### REQUEST
Find and copy lines holding "component".

++++++++++++++++++++

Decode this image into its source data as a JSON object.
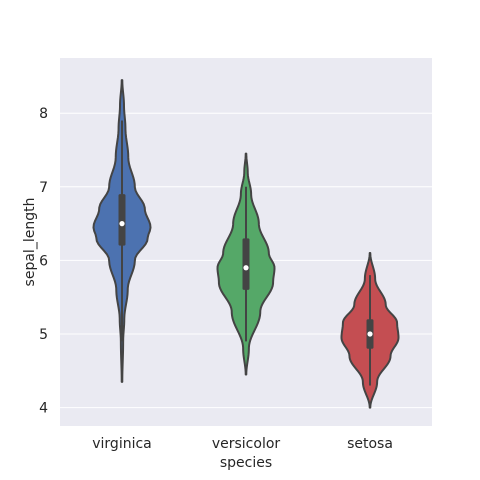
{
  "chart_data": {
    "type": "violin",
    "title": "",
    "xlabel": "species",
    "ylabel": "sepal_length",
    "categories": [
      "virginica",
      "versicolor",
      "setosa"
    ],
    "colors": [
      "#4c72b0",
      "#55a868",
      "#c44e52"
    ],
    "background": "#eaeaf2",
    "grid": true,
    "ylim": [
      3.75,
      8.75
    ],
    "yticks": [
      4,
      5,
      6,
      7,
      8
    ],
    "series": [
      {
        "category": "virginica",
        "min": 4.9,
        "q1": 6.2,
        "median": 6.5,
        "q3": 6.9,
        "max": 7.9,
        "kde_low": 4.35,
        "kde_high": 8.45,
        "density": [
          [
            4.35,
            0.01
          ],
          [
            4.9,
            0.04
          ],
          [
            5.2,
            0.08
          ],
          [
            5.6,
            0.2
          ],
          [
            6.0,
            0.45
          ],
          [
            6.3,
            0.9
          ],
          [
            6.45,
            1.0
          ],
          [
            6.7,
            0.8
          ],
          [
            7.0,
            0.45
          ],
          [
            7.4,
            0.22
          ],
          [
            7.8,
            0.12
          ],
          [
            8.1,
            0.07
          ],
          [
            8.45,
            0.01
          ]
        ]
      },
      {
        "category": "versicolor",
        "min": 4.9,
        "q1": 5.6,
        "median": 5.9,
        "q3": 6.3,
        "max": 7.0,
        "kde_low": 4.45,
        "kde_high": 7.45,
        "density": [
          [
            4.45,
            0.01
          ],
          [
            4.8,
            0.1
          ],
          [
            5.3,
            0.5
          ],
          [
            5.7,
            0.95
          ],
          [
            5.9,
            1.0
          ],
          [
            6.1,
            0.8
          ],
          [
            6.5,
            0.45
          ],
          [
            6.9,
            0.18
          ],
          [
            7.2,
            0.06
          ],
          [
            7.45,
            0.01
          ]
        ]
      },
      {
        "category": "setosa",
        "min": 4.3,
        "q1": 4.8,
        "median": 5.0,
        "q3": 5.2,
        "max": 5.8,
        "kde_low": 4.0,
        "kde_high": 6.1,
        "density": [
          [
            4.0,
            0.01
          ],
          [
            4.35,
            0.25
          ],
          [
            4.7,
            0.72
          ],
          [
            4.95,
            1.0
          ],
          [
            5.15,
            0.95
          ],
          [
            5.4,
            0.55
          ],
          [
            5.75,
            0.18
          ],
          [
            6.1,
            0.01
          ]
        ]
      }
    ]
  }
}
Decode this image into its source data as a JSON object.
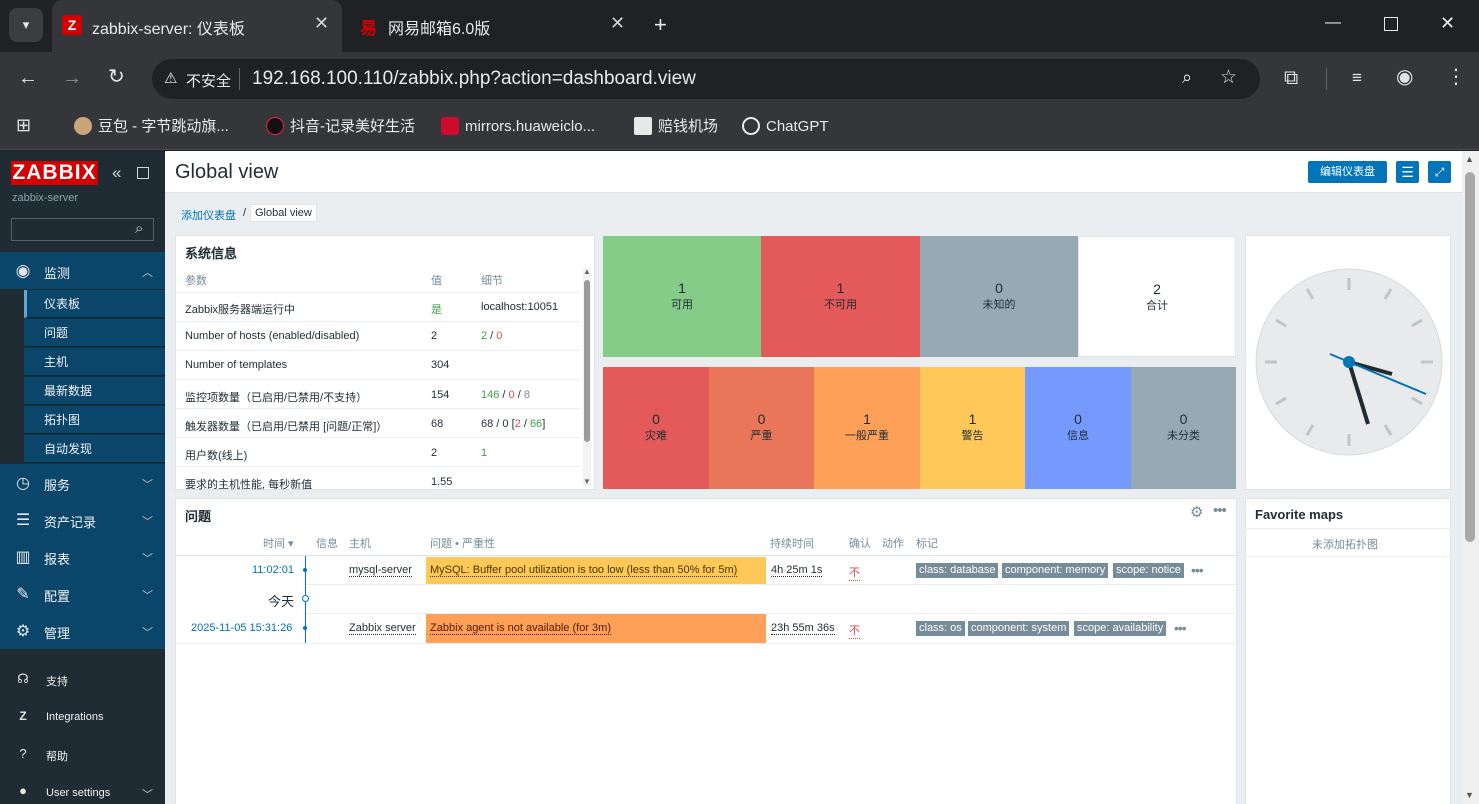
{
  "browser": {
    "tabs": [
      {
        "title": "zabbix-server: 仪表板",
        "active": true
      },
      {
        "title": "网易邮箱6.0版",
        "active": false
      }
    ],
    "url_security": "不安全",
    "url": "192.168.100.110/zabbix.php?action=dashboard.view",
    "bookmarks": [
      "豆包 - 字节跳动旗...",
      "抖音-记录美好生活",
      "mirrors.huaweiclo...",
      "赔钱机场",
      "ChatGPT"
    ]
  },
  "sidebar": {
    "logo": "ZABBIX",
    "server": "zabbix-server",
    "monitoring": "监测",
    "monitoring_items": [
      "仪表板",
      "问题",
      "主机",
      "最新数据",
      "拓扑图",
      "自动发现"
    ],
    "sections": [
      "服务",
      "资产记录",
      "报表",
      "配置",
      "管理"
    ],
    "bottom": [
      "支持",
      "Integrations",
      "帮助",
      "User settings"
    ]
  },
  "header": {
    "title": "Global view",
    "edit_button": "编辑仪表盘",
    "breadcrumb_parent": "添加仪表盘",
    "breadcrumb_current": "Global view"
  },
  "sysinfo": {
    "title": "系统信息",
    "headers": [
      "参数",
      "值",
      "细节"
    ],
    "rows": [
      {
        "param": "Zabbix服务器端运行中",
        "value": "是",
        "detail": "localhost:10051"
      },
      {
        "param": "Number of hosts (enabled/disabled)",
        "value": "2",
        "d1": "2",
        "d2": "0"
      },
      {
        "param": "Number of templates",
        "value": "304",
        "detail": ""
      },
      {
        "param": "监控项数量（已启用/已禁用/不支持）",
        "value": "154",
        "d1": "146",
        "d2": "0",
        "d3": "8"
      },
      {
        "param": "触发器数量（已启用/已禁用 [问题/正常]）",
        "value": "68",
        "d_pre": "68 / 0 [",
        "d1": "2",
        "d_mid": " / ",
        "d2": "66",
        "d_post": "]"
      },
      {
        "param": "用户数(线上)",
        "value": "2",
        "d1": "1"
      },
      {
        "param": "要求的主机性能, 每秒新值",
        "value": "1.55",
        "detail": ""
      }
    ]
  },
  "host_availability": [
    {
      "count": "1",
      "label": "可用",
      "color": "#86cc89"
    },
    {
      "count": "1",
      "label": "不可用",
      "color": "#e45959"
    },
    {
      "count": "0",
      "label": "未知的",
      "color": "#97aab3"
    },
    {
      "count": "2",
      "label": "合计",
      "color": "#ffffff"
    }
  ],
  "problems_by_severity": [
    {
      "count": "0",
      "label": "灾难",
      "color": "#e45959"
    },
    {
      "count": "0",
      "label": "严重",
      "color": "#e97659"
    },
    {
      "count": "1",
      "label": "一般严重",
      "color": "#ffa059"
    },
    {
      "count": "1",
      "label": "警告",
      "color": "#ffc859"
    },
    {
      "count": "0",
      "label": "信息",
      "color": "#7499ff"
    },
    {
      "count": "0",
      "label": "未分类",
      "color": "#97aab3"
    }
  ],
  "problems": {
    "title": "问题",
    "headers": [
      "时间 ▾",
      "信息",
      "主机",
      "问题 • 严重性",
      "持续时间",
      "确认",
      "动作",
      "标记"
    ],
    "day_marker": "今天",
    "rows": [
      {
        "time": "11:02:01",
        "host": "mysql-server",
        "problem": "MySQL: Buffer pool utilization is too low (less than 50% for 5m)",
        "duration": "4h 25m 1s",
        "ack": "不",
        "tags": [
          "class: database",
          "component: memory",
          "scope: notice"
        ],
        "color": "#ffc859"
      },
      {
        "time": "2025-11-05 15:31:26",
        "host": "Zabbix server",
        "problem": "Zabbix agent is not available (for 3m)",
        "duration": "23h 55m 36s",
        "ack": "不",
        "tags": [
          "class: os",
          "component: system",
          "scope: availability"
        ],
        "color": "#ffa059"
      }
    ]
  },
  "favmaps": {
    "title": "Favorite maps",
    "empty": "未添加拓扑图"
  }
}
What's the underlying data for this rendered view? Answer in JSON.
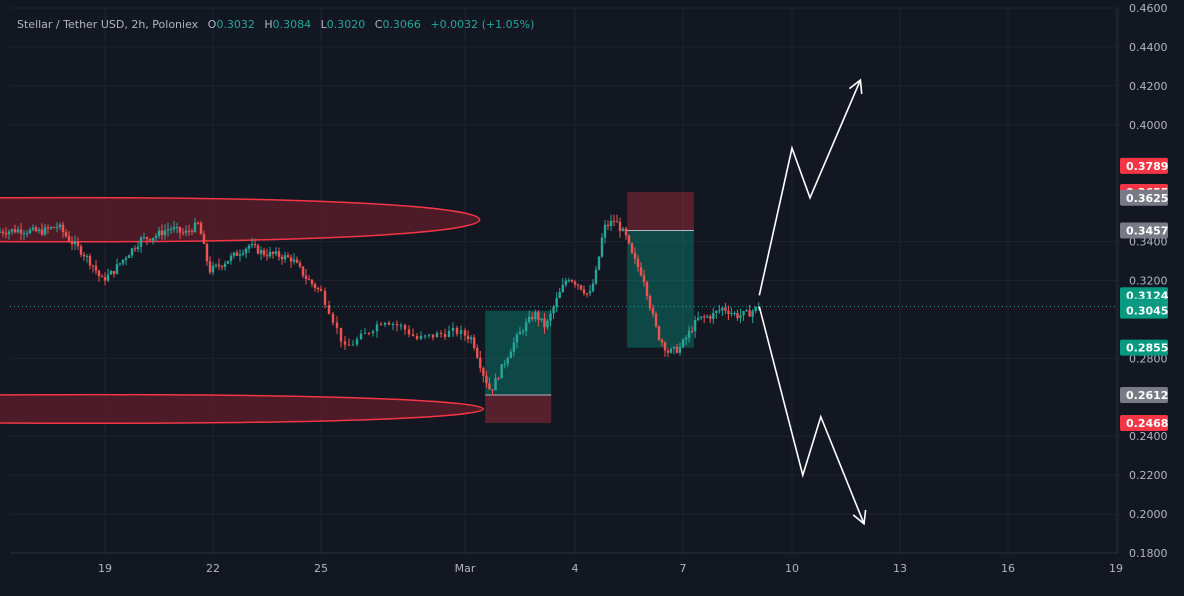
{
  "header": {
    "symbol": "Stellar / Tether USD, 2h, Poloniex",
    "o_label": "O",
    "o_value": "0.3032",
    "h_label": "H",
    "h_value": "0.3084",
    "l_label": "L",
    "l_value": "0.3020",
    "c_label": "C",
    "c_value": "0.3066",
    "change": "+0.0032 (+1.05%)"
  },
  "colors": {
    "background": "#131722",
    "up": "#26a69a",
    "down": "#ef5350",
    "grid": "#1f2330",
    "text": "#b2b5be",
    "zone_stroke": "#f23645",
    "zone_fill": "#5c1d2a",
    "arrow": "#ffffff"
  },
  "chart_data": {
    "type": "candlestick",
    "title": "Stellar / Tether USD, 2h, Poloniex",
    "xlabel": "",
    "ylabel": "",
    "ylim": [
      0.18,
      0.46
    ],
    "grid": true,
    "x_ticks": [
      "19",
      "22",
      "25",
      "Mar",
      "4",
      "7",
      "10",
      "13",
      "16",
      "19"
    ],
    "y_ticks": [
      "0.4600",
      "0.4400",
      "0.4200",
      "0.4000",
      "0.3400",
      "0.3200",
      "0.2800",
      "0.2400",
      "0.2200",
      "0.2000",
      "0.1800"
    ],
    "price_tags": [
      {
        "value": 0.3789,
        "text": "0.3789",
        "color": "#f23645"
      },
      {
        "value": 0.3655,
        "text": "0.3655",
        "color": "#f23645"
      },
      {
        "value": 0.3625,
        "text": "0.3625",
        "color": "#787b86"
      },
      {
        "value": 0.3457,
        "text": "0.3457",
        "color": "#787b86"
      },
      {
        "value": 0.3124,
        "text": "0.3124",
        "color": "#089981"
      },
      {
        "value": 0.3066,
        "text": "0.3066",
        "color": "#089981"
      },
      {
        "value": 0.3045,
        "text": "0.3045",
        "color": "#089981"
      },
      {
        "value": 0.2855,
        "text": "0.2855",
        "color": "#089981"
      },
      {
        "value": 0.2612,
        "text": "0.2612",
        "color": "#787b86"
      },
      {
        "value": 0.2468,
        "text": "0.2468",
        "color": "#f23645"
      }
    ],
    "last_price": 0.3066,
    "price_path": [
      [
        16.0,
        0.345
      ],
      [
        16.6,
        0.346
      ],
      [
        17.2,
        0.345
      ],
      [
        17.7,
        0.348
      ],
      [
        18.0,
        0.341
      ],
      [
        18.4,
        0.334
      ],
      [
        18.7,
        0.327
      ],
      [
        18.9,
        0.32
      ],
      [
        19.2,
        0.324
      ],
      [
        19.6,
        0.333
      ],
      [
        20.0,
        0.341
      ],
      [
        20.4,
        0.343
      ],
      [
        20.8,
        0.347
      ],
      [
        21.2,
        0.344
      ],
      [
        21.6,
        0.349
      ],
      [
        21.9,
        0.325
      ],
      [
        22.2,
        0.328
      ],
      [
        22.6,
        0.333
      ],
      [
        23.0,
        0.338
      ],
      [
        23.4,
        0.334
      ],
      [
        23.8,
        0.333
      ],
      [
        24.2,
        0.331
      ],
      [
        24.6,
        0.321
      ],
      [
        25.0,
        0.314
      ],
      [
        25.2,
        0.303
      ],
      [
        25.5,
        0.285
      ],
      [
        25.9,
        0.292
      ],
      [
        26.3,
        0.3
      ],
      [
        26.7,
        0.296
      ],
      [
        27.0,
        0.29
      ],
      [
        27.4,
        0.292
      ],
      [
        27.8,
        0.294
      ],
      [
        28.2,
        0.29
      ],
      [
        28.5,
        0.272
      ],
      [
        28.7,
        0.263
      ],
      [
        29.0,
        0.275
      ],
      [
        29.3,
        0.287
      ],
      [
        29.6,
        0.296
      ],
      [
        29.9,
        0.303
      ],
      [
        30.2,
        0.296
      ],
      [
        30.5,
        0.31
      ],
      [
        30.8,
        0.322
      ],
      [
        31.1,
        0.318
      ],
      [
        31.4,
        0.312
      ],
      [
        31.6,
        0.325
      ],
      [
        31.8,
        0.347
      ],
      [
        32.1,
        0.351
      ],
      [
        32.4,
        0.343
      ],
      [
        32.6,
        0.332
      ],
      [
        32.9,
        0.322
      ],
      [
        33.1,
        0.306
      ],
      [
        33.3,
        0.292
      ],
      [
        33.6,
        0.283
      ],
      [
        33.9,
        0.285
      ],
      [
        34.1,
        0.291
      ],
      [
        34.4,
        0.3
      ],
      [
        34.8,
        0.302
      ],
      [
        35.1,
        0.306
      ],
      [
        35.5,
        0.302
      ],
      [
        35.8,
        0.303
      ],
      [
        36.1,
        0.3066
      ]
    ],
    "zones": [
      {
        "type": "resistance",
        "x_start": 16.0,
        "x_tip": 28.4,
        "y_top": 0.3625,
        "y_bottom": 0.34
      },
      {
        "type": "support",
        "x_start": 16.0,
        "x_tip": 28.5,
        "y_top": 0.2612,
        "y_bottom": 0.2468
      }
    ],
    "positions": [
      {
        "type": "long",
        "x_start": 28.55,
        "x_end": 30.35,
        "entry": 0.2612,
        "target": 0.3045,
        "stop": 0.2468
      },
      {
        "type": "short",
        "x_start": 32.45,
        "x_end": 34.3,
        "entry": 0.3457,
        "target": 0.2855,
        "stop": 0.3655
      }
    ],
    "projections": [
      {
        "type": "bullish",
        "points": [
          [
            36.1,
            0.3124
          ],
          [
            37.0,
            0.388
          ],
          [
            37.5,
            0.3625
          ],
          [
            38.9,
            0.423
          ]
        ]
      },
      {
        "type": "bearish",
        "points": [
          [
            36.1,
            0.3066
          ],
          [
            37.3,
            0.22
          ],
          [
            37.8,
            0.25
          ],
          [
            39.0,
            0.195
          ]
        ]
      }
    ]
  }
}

++++++++++++++++++++

### RESULT
          "component: memory",
          "component: system",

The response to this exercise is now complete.